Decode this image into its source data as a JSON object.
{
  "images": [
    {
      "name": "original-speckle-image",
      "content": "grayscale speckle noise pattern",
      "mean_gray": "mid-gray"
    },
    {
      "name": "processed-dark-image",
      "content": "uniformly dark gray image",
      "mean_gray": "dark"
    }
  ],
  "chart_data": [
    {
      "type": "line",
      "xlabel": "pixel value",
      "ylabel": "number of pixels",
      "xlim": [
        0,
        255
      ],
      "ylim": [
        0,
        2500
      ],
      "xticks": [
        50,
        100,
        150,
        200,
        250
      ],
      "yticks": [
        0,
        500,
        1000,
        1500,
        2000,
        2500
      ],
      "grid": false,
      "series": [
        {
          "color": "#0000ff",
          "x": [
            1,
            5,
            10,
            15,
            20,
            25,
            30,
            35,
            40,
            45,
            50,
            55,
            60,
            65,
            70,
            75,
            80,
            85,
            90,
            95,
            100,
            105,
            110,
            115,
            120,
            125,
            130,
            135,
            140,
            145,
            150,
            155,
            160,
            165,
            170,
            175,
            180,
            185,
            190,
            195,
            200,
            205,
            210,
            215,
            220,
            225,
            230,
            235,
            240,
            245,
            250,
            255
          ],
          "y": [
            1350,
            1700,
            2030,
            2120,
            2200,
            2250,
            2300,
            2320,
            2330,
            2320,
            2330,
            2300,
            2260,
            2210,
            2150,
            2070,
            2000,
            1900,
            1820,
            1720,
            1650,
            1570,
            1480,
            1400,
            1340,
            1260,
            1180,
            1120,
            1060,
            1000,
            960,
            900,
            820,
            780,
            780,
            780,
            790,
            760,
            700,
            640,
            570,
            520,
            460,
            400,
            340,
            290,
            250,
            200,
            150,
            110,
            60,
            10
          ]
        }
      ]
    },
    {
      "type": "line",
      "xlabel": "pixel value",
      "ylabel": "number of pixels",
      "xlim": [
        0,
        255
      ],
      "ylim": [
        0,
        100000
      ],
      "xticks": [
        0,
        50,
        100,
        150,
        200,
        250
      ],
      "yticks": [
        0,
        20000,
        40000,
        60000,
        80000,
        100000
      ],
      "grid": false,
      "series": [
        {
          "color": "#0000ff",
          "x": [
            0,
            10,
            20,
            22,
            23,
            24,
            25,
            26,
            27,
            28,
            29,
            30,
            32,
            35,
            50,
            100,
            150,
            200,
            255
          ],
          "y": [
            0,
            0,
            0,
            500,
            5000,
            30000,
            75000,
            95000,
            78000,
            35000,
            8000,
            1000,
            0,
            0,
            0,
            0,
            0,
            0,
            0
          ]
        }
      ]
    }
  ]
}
........
§ EXERCISE INSTRUCTIONS: All of the lines above need to be given again exactly.

§ WRITTEN SOLUTION:
Decode this image into its source data as a JSON object.
{
  "images": [
    {
      "name": "original-speckle-image",
      "content": "grayscale speckle noise pattern",
      "mean_gray": "mid-gray"
    },
    {
      "name": "processed-dark-image",
      "content": "uniformly dark gray image",
      "mean_gray": "dark"
    }
  ],
  "chart_data": [
    {
      "type": "line",
      "xlabel": "pixel value",
      "ylabel": "number of pixels",
      "xlim": [
        0,
        255
      ],
      "ylim": [
        0,
        2500
      ],
      "xticks": [
        50,
        100,
        150,
        200,
        250
      ],
      "yticks": [
        0,
        500,
        1000,
        1500,
        2000,
        2500
      ],
      "grid": false,
      "series": [
        {
          "color": "#0000ff",
          "x": [
            1,
            5,
            10,
            15,
            20,
            25,
            30,
            35,
            40,
            45,
            50,
            55,
            60,
            65,
            70,
            75,
            80,
            85,
            90,
            95,
            100,
            105,
            110,
            115,
            120,
            125,
            130,
            135,
            140,
            145,
            150,
            155,
            160,
            165,
            170,
            175,
            180,
            185,
            190,
            195,
            200,
            205,
            210,
            215,
            220,
            225,
            230,
            235,
            240,
            245,
            250,
            255
          ],
          "y": [
            1350,
            1700,
            2030,
            2120,
            2200,
            2250,
            2300,
            2320,
            2330,
            2320,
            2330,
            2300,
            2260,
            2210,
            2150,
            2070,
            2000,
            1900,
            1820,
            1720,
            1650,
            1570,
            1480,
            1400,
            1340,
            1260,
            1180,
            1120,
            1060,
            1000,
            960,
            900,
            820,
            780,
            780,
            780,
            790,
            760,
            700,
            640,
            570,
            520,
            460,
            400,
            340,
            290,
            250,
            200,
            150,
            110,
            60,
            10
          ]
        }
      ]
    },
    {
      "type": "line",
      "xlabel": "pixel value",
      "ylabel": "number of pixels",
      "xlim": [
        0,
        255
      ],
      "ylim": [
        0,
        100000
      ],
      "xticks": [
        0,
        50,
        100,
        150,
        200,
        250
      ],
      "yticks": [
        0,
        20000,
        40000,
        60000,
        80000,
        100000
      ],
      "grid": false,
      "series": [
        {
          "color": "#0000ff",
          "x": [
            0,
            10,
            20,
            22,
            23,
            24,
            25,
            26,
            27,
            28,
            29,
            30,
            32,
            35,
            50,
            100,
            150,
            200,
            255
          ],
          "y": [
            0,
            0,
            0,
            500,
            5000,
            30000,
            75000,
            95000,
            78000,
            35000,
            8000,
            1000,
            0,
            0,
            0,
            0,
            0,
            0,
            0
          ]
        }
      ]
    }
  ]
}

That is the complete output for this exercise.